■ TASK INSTRUCTIONS:
A. Please say whether each statement agrees with the text on the Bitcoin campaign, answering yes or no and quoting the words of the text that decide it: (i) the campaign's advocacy plans rest mainly on advertising; (ii) Motherboard created its code fork in 2020; (iii) a central authority controls Bitcoin.
B. Carry on the text on the Bitcoin campaign from the point where it stops.

■ SOURCE:
The campaign’s advocacy plans center primarily around advertising, at the moment. They plan to urge tech figureheads like Elon Musk and Jack Dorsey to push for a code change, for starters. “We know who wields influence over the crypto community, from big tech to big banks,” the website states, adding that “if only 30 people—the key miners, exchanges, and core developers who build and contribute to Bitcoin’s code—agreed to reinvent proof-of-work mining or move to a low-energy protocol, Bitcoin would stop polluting the planet.”
The problem with this plan, which many Bitcoiners pointed out, is that those figureheads don’t matter much in the world of Bitcoin. The thing is: Creating a new version of Bitcoin is easy. Motherboard created its own code fork, Bitcoin Max Horsepower, with a few clicks in 2018. The hard part is people.
There is no central authority controlling Bitcoin, and big changes to the protocol must be adopted by a large enough group of users and miners to be successful. And that’s far from a guarantee.

Visual layout records
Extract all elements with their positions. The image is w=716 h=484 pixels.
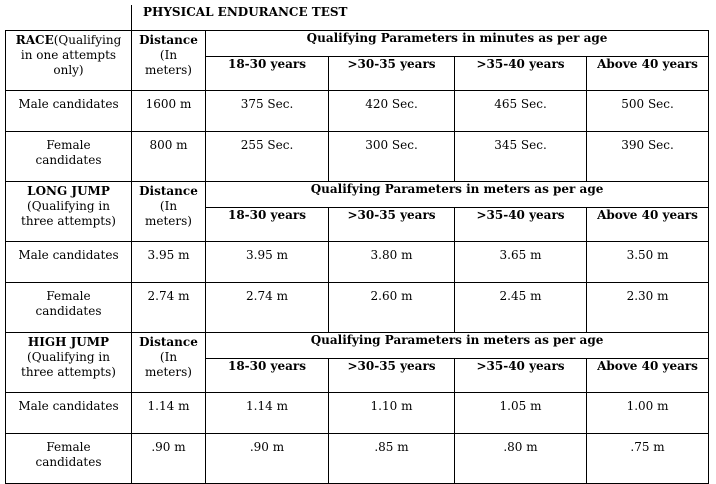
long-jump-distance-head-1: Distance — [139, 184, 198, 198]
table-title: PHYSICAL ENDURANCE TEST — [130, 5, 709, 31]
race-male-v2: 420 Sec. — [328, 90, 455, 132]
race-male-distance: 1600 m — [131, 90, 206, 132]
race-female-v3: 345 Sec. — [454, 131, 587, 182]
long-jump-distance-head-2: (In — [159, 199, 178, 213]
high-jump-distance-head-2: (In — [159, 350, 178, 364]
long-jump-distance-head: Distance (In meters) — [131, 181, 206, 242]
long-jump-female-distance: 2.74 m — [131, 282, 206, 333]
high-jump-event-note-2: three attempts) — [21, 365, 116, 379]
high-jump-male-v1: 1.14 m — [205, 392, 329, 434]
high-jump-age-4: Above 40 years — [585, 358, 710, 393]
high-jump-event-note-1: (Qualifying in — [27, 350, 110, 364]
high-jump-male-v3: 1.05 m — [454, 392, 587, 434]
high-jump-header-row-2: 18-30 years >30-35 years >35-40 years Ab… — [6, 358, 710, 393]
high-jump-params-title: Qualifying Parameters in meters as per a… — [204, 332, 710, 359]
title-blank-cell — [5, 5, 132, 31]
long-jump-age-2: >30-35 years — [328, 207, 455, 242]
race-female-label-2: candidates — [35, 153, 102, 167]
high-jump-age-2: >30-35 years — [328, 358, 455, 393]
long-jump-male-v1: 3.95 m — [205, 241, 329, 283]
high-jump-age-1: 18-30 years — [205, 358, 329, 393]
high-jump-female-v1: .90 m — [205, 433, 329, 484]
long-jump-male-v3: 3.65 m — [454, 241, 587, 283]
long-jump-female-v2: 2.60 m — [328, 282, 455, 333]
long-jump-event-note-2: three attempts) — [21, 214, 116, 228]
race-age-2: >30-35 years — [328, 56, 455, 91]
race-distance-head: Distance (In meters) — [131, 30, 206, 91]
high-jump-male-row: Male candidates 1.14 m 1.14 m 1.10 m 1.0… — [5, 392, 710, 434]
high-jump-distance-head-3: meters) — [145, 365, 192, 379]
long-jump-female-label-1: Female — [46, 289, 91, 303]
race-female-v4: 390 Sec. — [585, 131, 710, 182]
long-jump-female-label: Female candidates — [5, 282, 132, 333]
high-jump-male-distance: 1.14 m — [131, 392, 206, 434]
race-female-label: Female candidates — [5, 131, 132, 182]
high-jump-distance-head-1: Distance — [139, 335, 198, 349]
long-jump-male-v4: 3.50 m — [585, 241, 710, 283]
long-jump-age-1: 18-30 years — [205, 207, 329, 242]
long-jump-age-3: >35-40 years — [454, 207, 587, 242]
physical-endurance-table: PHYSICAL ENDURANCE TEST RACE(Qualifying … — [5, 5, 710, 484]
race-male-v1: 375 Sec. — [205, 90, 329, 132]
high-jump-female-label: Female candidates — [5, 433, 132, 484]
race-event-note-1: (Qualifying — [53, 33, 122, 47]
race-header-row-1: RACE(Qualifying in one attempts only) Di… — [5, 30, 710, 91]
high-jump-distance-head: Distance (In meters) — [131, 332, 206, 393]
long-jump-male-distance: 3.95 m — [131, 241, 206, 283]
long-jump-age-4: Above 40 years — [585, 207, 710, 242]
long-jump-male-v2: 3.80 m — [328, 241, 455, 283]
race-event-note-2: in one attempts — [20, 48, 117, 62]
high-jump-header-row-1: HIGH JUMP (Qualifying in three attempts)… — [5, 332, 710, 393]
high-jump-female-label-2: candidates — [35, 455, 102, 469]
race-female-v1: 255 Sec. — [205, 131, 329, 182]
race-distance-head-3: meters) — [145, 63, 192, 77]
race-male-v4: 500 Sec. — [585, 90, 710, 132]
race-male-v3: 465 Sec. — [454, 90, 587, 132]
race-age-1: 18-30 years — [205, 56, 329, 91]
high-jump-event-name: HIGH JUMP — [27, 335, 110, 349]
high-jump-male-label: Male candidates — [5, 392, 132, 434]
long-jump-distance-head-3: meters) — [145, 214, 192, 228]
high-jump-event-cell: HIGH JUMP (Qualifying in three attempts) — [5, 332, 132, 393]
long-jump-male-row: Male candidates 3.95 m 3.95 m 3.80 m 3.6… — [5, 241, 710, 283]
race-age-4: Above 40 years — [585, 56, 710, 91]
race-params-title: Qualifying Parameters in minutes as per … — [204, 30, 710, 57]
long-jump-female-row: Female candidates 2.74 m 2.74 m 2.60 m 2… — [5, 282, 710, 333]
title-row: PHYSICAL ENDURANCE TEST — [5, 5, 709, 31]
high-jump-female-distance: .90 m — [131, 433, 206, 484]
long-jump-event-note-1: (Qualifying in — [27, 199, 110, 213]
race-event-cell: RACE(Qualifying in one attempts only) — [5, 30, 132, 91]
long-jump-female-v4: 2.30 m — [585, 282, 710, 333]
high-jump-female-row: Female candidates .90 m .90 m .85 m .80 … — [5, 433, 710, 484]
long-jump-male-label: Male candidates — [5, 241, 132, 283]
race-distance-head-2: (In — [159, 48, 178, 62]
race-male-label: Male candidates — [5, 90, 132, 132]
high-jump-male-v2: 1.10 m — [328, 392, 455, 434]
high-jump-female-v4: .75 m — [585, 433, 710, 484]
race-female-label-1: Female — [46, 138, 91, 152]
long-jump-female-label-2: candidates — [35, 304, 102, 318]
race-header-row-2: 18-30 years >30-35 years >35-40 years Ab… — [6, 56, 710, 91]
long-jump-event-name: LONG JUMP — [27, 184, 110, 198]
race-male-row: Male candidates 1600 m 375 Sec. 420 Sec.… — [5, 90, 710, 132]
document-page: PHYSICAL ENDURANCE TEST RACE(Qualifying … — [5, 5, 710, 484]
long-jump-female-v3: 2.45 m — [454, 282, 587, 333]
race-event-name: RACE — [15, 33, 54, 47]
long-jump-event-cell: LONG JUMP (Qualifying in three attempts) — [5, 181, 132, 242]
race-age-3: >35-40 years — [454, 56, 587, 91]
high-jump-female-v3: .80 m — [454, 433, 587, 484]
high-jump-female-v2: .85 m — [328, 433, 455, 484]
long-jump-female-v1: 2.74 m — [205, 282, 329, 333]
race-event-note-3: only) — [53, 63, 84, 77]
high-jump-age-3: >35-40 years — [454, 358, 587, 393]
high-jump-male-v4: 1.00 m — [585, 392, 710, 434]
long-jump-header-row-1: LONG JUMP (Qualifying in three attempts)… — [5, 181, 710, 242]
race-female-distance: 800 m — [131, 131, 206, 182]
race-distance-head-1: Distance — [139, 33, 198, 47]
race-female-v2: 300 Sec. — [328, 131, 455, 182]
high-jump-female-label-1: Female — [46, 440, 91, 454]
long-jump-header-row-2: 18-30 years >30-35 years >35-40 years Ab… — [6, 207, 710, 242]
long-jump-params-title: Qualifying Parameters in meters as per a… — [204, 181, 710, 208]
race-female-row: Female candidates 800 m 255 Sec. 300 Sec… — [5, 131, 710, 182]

■ RESPONSES BY TASK:
A.
(i) Yes: "The campaign’s advocacy plans center primarily around advertising, at the moment."
(ii) No: "Motherboard created its own code fork, Bitcoin Max Horsepower, with a few clicks in 2018."
(iii) No: "There is no central authority controlling Bitcoin"

B.
Besides miners, Bitcoin also depends on people running software (i.e. “full nodes”) on their home computers to confirm that mined blocks conform to the current protocol rules. Nodes can reject blocks that don’t conform to their chosen ruleset, meaning they can choose, at their own volition, to accept or reject a code change. If a critical mass of node operators accept the new protocol version, and miners create new blocks for it, the entire network will end up switching over to it. If node operators don’t accept the changes, then the Proof-of-Stake version of Bitcoin will be doomed to live a dimmed half-life as merely another less popular coin based on the original.
But many Bitcoiners are adamantly loyal to what they know works—swaying this crowd, even with $5 million in funding and all the climate science in the world, won’t be easy.
Bitcoin has already experienced a similar set of circumstances. Five years ago, Bitcoin was split in a fight over a technical change about whether to increase the size of blocks. A group of powerful players got together to sign a so-called “New York Agreement” to push the change, but it was ultimately unsuccessful as node operators pushed back en masse. The result was ultimately an altcoin forked from Bitcoin that currently goes by Bitcoin Cash SV, for Satoshi’s Vision, which poses no threat to Bitcoin’s dominance.
“Anyone who believes 50 miners and exchanges can force a change in Bitcoin’s code needs to read The Blocksize War by Jonathan Bier,” tweeted Jerry Brito, executive of D.C.-based think tank Coin Center, referring to a book about the saga.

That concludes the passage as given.